───── Extracted material

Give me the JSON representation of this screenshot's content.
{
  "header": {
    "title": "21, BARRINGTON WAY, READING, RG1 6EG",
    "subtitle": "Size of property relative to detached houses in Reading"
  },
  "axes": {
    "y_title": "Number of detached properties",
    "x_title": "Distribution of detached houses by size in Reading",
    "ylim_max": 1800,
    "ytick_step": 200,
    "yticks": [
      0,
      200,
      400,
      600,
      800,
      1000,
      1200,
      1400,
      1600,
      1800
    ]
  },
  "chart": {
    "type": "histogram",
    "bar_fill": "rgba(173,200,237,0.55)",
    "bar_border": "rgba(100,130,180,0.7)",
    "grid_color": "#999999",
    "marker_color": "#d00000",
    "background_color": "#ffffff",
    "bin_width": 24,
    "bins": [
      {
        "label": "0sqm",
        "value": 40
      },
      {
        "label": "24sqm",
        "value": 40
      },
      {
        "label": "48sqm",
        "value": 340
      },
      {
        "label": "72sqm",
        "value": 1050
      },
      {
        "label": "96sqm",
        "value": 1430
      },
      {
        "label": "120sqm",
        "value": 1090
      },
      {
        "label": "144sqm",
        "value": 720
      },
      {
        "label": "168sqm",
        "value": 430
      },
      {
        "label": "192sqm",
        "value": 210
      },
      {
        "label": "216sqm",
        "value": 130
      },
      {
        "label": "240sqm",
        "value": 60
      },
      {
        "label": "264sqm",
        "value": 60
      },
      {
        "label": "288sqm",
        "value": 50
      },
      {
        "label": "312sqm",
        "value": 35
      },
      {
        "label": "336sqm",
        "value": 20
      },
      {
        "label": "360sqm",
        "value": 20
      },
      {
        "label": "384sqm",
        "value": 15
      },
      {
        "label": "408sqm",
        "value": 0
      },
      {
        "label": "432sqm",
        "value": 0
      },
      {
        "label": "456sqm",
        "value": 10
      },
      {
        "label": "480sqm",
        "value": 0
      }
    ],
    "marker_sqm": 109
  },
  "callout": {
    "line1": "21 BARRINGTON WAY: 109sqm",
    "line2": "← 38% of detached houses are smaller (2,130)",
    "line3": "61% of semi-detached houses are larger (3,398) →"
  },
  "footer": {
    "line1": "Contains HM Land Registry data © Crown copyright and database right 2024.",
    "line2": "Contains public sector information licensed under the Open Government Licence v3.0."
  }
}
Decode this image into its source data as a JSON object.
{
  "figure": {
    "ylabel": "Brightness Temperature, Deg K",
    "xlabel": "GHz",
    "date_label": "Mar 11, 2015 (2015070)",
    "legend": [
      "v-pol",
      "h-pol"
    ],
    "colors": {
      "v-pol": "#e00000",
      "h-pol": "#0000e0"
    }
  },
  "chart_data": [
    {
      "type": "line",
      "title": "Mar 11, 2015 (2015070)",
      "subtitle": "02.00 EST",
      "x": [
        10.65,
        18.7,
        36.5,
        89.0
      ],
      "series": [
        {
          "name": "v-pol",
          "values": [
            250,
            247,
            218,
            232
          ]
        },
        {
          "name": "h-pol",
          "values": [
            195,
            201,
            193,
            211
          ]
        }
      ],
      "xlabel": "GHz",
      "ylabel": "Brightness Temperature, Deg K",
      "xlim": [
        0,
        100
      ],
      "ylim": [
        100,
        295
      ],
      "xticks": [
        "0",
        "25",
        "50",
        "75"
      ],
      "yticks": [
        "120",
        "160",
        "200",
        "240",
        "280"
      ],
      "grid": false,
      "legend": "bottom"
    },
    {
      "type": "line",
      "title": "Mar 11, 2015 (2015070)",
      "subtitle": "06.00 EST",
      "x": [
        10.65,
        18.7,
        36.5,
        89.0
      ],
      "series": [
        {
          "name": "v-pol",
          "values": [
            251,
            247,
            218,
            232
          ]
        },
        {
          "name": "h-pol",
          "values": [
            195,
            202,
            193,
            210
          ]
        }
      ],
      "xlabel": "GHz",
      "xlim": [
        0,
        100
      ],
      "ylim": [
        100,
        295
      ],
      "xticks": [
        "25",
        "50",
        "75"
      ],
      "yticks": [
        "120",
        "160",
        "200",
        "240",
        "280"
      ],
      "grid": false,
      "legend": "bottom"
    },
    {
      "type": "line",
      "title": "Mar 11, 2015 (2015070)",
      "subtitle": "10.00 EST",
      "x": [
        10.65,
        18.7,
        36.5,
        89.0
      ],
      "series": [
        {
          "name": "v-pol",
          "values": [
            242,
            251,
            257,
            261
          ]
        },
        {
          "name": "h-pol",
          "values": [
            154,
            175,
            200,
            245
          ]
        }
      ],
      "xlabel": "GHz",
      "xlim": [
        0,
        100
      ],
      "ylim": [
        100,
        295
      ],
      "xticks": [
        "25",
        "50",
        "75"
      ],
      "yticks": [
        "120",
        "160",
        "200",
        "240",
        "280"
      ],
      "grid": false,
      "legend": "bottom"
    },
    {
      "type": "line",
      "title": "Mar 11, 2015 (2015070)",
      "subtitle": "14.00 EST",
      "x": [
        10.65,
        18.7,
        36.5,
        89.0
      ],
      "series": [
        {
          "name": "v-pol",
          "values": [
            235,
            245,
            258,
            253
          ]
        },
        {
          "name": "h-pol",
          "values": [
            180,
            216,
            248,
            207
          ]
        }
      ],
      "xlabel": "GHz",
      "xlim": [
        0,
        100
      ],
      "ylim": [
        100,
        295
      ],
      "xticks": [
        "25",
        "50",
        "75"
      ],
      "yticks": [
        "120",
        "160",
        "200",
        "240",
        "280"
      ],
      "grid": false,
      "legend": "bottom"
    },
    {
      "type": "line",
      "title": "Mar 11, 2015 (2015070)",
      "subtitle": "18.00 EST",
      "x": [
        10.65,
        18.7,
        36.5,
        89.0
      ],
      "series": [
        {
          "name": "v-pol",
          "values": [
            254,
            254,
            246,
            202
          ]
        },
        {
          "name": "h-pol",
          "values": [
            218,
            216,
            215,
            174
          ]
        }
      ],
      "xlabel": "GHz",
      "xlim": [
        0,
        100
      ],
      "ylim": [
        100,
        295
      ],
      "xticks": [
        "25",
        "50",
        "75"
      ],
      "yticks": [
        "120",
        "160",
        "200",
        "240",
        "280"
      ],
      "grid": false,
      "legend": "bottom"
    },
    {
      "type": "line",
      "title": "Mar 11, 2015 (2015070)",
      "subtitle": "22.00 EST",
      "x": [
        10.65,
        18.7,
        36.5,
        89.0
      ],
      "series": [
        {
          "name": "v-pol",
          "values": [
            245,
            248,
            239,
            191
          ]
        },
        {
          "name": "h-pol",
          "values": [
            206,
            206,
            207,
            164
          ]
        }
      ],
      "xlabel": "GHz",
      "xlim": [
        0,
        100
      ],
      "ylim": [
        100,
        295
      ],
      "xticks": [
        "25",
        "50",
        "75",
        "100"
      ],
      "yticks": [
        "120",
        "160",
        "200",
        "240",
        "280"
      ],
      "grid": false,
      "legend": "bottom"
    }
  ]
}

──────────

- To do
Transcribe each entry precisely, missing none.

- Response to this exercise
Give me the JSON representation of this screenshot's content.
{
  "header": {
    "title": "21, BARRINGTON WAY, READING, RG1 6EG",
    "subtitle": "Size of property relative to detached houses in Reading"
  },
  "axes": {
    "y_title": "Number of detached properties",
    "x_title": "Distribution of detached houses by size in Reading",
    "ylim_max": 1800,
    "ytick_step": 200,
    "yticks": [
      0,
      200,
      400,
      600,
      800,
      1000,
      1200,
      1400,
      1600,
      1800
    ]
  },
  "chart": {
    "type": "histogram",
    "bar_fill": "rgba(173,200,237,0.55)",
    "bar_border": "rgba(100,130,180,0.7)",
    "grid_color": "#999999",
    "marker_color": "#d00000",
    "background_color": "#ffffff",
    "bin_width": 24,
    "bins": [
      {
        "label": "0sqm",
        "value": 40
      },
      {
        "label": "24sqm",
        "value": 40
      },
      {
        "label": "48sqm",
        "value": 340
      },
      {
        "label": "72sqm",
        "value": 1050
      },
      {
        "label": "96sqm",
        "value": 1430
      },
      {
        "label": "120sqm",
        "value": 1090
      },
      {
        "label": "144sqm",
        "value": 720
      },
      {
        "label": "168sqm",
        "value": 430
      },
      {
        "label": "192sqm",
        "value": 210
      },
      {
        "label": "216sqm",
        "value": 130
      },
      {
        "label": "240sqm",
        "value": 60
      },
      {
        "label": "264sqm",
        "value": 60
      },
      {
        "label": "288sqm",
        "value": 50
      },
      {
        "label": "312sqm",
        "value": 35
      },
      {
        "label": "336sqm",
        "value": 20
      },
      {
        "label": "360sqm",
        "value": 20
      },
      {
        "label": "384sqm",
        "value": 15
      },
      {
        "label": "408sqm",
        "value": 0
      },
      {
        "label": "432sqm",
        "value": 0
      },
      {
        "label": "456sqm",
        "value": 10
      },
      {
        "label": "480sqm",
        "value": 0
      }
    ],
    "marker_sqm": 109
  },
  "callout": {
    "line1": "21 BARRINGTON WAY: 109sqm",
    "line2": "← 38% of detached houses are smaller (2,130)",
    "line3": "61% of semi-detached houses are larger (3,398) →"
  },
  "footer": {
    "line1": "Contains HM Land Registry data © Crown copyright and database right 2024.",
    "line2": "Contains public sector information licensed under the Open Government Licence v3.0."
  }
}
Decode this image into its source data as a JSON object.
{
  "figure": {
    "ylabel": "Brightness Temperature, Deg K",
    "xlabel": "GHz",
    "date_label": "Mar 11, 2015 (2015070)",
    "legend": [
      "v-pol",
      "h-pol"
    ],
    "colors": {
      "v-pol": "#e00000",
      "h-pol": "#0000e0"
    }
  },
  "chart_data": [
    {
      "type": "line",
      "title": "Mar 11, 2015 (2015070)",
      "subtitle": "02.00 EST",
      "x": [
        10.65,
        18.7,
        36.5,
        89.0
      ],
      "series": [
        {
          "name": "v-pol",
          "values": [
            250,
            247,
            218,
            232
          ]
        },
        {
          "name": "h-pol",
          "values": [
            195,
            201,
            193,
            211
          ]
        }
      ],
      "xlabel": "GHz",
      "ylabel": "Brightness Temperature, Deg K",
      "xlim": [
        0,
        100
      ],
      "ylim": [
        100,
        295
      ],
      "xticks": [
        "0",
        "25",
        "50",
        "75"
      ],
      "yticks": [
        "120",
        "160",
        "200",
        "240",
        "280"
      ],
      "grid": false,
      "legend": "bottom"
    },
    {
      "type": "line",
      "title": "Mar 11, 2015 (2015070)",
      "subtitle": "06.00 EST",
      "x": [
        10.65,
        18.7,
        36.5,
        89.0
      ],
      "series": [
        {
          "name": "v-pol",
          "values": [
            251,
            247,
            218,
            232
          ]
        },
        {
          "name": "h-pol",
          "values": [
            195,
            202,
            193,
            210
          ]
        }
      ],
      "xlabel": "GHz",
      "xlim": [
        0,
        100
      ],
      "ylim": [
        100,
        295
      ],
      "xticks": [
        "25",
        "50",
        "75"
      ],
      "yticks": [
        "120",
        "160",
        "200",
        "240",
        "280"
      ],
      "grid": false,
      "legend": "bottom"
    },
    {
      "type": "line",
      "title": "Mar 11, 2015 (2015070)",
      "subtitle": "10.00 EST",
      "x": [
        10.65,
        18.7,
        36.5,
        89.0
      ],
      "series": [
        {
          "name": "v-pol",
          "values": [
            242,
            251,
            257,
            261
          ]
        },
        {
          "name": "h-pol",
          "values": [
            154,
            175,
            200,
            245
          ]
        }
      ],
      "xlabel": "GHz",
      "xlim": [
        0,
        100
      ],
      "ylim": [
        100,
        295
      ],
      "xticks": [
        "25",
        "50",
        "75"
      ],
      "yticks": [
        "120",
        "160",
        "200",
        "240",
        "280"
      ],
      "grid": false,
      "legend": "bottom"
    },
    {
      "type": "line",
      "title": "Mar 11, 2015 (2015070)",
      "subtitle": "14.00 EST",
      "x": [
        10.65,
        18.7,
        36.5,
        89.0
      ],
      "series": [
        {
          "name": "v-pol",
          "values": [
            235,
            245,
            258,
            253
          ]
        },
        {
          "name": "h-pol",
          "values": [
            180,
            216,
            248,
            207
          ]
        }
      ],
      "xlabel": "GHz",
      "xlim": [
        0,
        100
      ],
      "ylim": [
        100,
        295
      ],
      "xticks": [
        "25",
        "50",
        "75"
      ],
      "yticks": [
        "120",
        "160",
        "200",
        "240",
        "280"
      ],
      "grid": false,
      "legend": "bottom"
    },
    {
      "type": "line",
      "title": "Mar 11, 2015 (2015070)",
      "subtitle": "18.00 EST",
      "x": [
        10.65,
        18.7,
        36.5,
        89.0
      ],
      "series": [
        {
          "name": "v-pol",
          "values": [
            254,
            254,
            246,
            202
          ]
        },
        {
          "name": "h-pol",
          "values": [
            218,
            216,
            215,
            174
          ]
        }
      ],
      "xlabel": "GHz",
      "xlim": [
        0,
        100
      ],
      "ylim": [
        100,
        295
      ],
      "xticks": [
        "25",
        "50",
        "75"
      ],
      "yticks": [
        "120",
        "160",
        "200",
        "240",
        "280"
      ],
      "grid": false,
      "legend": "bottom"
    },
    {
      "type": "line",
      "title": "Mar 11, 2015 (2015070)",
      "subtitle": "22.00 EST",
      "x": [
        10.65,
        18.7,
        36.5,
        89.0
      ],
      "series": [
        {
          "name": "v-pol",
          "values": [
            245,
            248,
            239,
            191
          ]
        },
        {
          "name": "h-pol",
          "values": [
            206,
            206,
            207,
            164
          ]
        }
      ],
      "xlabel": "GHz",
      "xlim": [
        0,
        100
      ],
      "ylim": [
        100,
        295
      ],
      "xticks": [
        "25",
        "50",
        "75",
        "100"
      ],
      "yticks": [
        "120",
        "160",
        "200",
        "240",
        "280"
      ],
      "grid": false,
      "legend": "bottom"
    }
  ]
}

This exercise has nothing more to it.